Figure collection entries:

================================

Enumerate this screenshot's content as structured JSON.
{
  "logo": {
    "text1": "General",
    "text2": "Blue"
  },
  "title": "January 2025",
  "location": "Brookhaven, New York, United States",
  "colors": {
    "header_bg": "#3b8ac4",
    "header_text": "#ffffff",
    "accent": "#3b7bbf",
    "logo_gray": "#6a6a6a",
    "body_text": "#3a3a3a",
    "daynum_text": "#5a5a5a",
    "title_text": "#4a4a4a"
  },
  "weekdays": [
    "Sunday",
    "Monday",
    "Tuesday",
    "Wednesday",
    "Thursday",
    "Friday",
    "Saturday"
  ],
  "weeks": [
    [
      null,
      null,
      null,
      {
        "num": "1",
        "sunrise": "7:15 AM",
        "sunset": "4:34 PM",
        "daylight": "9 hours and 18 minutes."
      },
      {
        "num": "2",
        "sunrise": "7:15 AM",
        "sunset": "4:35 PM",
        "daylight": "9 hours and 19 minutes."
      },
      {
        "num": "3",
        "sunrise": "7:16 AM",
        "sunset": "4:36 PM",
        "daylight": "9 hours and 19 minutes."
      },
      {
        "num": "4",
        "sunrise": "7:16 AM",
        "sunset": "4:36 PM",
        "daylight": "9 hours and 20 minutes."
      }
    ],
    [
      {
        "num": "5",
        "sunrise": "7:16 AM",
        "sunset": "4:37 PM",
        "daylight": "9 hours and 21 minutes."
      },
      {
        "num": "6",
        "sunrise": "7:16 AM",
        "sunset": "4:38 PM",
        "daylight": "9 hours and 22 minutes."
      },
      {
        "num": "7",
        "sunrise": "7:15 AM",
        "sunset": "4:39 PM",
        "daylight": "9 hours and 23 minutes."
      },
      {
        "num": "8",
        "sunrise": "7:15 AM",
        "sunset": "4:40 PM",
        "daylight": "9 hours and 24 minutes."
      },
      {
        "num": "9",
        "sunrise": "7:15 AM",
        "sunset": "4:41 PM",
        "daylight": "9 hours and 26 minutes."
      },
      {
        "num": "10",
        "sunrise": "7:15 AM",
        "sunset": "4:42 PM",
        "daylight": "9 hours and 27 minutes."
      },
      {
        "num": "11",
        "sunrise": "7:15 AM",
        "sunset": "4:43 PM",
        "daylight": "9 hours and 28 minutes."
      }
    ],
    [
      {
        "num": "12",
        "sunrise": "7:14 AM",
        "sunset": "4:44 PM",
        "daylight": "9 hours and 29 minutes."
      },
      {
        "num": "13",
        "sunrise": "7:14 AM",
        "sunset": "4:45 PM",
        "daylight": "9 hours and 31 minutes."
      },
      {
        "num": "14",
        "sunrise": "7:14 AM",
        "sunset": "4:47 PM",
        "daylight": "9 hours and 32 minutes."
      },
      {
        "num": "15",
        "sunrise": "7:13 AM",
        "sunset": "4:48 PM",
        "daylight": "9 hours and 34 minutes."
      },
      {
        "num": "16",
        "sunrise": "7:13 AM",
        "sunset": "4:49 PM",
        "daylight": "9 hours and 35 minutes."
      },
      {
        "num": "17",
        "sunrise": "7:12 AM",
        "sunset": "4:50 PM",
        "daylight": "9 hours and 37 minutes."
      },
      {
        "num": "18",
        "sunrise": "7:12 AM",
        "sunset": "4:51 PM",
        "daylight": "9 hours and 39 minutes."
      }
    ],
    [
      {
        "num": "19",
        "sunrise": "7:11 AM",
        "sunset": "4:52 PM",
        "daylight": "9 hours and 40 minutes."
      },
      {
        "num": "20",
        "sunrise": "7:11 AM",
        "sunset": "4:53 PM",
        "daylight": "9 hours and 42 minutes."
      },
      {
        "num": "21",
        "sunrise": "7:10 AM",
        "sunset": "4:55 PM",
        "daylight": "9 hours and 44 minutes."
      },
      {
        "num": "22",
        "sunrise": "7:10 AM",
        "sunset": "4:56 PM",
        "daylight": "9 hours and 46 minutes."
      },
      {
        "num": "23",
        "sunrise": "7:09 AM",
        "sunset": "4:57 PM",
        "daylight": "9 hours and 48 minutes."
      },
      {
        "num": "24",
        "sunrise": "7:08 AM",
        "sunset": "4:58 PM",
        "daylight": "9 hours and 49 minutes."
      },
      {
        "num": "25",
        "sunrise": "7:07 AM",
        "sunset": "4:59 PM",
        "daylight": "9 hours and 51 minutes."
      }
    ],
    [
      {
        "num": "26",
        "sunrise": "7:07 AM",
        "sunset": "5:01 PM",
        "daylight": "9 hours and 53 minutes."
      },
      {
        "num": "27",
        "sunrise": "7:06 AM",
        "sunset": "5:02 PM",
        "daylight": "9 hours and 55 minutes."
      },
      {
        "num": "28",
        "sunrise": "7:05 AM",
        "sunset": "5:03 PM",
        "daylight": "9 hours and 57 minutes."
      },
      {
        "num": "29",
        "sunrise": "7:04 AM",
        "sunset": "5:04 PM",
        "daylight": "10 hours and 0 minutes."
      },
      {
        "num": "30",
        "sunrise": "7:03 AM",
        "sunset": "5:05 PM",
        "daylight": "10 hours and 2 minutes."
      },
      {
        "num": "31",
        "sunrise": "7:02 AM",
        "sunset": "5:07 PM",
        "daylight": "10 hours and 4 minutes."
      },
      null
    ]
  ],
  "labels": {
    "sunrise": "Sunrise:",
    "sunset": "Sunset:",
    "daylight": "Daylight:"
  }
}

================================

To be done: Give the listing again, word for word.

Answer to the task:
Enumerate this screenshot's content as structured JSON.
{
  "logo": {
    "text1": "General",
    "text2": "Blue"
  },
  "title": "January 2025",
  "location": "Brookhaven, New York, United States",
  "colors": {
    "header_bg": "#3b8ac4",
    "header_text": "#ffffff",
    "accent": "#3b7bbf",
    "logo_gray": "#6a6a6a",
    "body_text": "#3a3a3a",
    "daynum_text": "#5a5a5a",
    "title_text": "#4a4a4a"
  },
  "weekdays": [
    "Sunday",
    "Monday",
    "Tuesday",
    "Wednesday",
    "Thursday",
    "Friday",
    "Saturday"
  ],
  "weeks": [
    [
      null,
      null,
      null,
      {
        "num": "1",
        "sunrise": "7:15 AM",
        "sunset": "4:34 PM",
        "daylight": "9 hours and 18 minutes."
      },
      {
        "num": "2",
        "sunrise": "7:15 AM",
        "sunset": "4:35 PM",
        "daylight": "9 hours and 19 minutes."
      },
      {
        "num": "3",
        "sunrise": "7:16 AM",
        "sunset": "4:36 PM",
        "daylight": "9 hours and 19 minutes."
      },
      {
        "num": "4",
        "sunrise": "7:16 AM",
        "sunset": "4:36 PM",
        "daylight": "9 hours and 20 minutes."
      }
    ],
    [
      {
        "num": "5",
        "sunrise": "7:16 AM",
        "sunset": "4:37 PM",
        "daylight": "9 hours and 21 minutes."
      },
      {
        "num": "6",
        "sunrise": "7:16 AM",
        "sunset": "4:38 PM",
        "daylight": "9 hours and 22 minutes."
      },
      {
        "num": "7",
        "sunrise": "7:15 AM",
        "sunset": "4:39 PM",
        "daylight": "9 hours and 23 minutes."
      },
      {
        "num": "8",
        "sunrise": "7:15 AM",
        "sunset": "4:40 PM",
        "daylight": "9 hours and 24 minutes."
      },
      {
        "num": "9",
        "sunrise": "7:15 AM",
        "sunset": "4:41 PM",
        "daylight": "9 hours and 26 minutes."
      },
      {
        "num": "10",
        "sunrise": "7:15 AM",
        "sunset": "4:42 PM",
        "daylight": "9 hours and 27 minutes."
      },
      {
        "num": "11",
        "sunrise": "7:15 AM",
        "sunset": "4:43 PM",
        "daylight": "9 hours and 28 minutes."
      }
    ],
    [
      {
        "num": "12",
        "sunrise": "7:14 AM",
        "sunset": "4:44 PM",
        "daylight": "9 hours and 29 minutes."
      },
      {
        "num": "13",
        "sunrise": "7:14 AM",
        "sunset": "4:45 PM",
        "daylight": "9 hours and 31 minutes."
      },
      {
        "num": "14",
        "sunrise": "7:14 AM",
        "sunset": "4:47 PM",
        "daylight": "9 hours and 32 minutes."
      },
      {
        "num": "15",
        "sunrise": "7:13 AM",
        "sunset": "4:48 PM",
        "daylight": "9 hours and 34 minutes."
      },
      {
        "num": "16",
        "sunrise": "7:13 AM",
        "sunset": "4:49 PM",
        "daylight": "9 hours and 35 minutes."
      },
      {
        "num": "17",
        "sunrise": "7:12 AM",
        "sunset": "4:50 PM",
        "daylight": "9 hours and 37 minutes."
      },
      {
        "num": "18",
        "sunrise": "7:12 AM",
        "sunset": "4:51 PM",
        "daylight": "9 hours and 39 minutes."
      }
    ],
    [
      {
        "num": "19",
        "sunrise": "7:11 AM",
        "sunset": "4:52 PM",
        "daylight": "9 hours and 40 minutes."
      },
      {
        "num": "20",
        "sunrise": "7:11 AM",
        "sunset": "4:53 PM",
        "daylight": "9 hours and 42 minutes."
      },
      {
        "num": "21",
        "sunrise": "7:10 AM",
        "sunset": "4:55 PM",
        "daylight": "9 hours and 44 minutes."
      },
      {
        "num": "22",
        "sunrise": "7:10 AM",
        "sunset": "4:56 PM",
        "daylight": "9 hours and 46 minutes."
      },
      {
        "num": "23",
        "sunrise": "7:09 AM",
        "sunset": "4:57 PM",
        "daylight": "9 hours and 48 minutes."
      },
      {
        "num": "24",
        "sunrise": "7:08 AM",
        "sunset": "4:58 PM",
        "daylight": "9 hours and 49 minutes."
      },
      {
        "num": "25",
        "sunrise": "7:07 AM",
        "sunset": "4:59 PM",
        "daylight": "9 hours and 51 minutes."
      }
    ],
    [
      {
        "num": "26",
        "sunrise": "7:07 AM",
        "sunset": "5:01 PM",
        "daylight": "9 hours and 53 minutes."
      },
      {
        "num": "27",
        "sunrise": "7:06 AM",
        "sunset": "5:02 PM",
        "daylight": "9 hours and 55 minutes."
      },
      {
        "num": "28",
        "sunrise": "7:05 AM",
        "sunset": "5:03 PM",
        "daylight": "9 hours and 57 minutes."
      },
      {
        "num": "29",
        "sunrise": "7:04 AM",
        "sunset": "5:04 PM",
        "daylight": "10 hours and 0 minutes."
      },
      {
        "num": "30",
        "sunrise": "7:03 AM",
        "sunset": "5:05 PM",
        "daylight": "10 hours and 2 minutes."
      },
      {
        "num": "31",
        "sunrise": "7:02 AM",
        "sunset": "5:07 PM",
        "daylight": "10 hours and 4 minutes."
      },
      null
    ]
  ],
  "labels": {
    "sunrise": "Sunrise:",
    "sunset": "Sunset:",
    "daylight": "Daylight:"
  }
}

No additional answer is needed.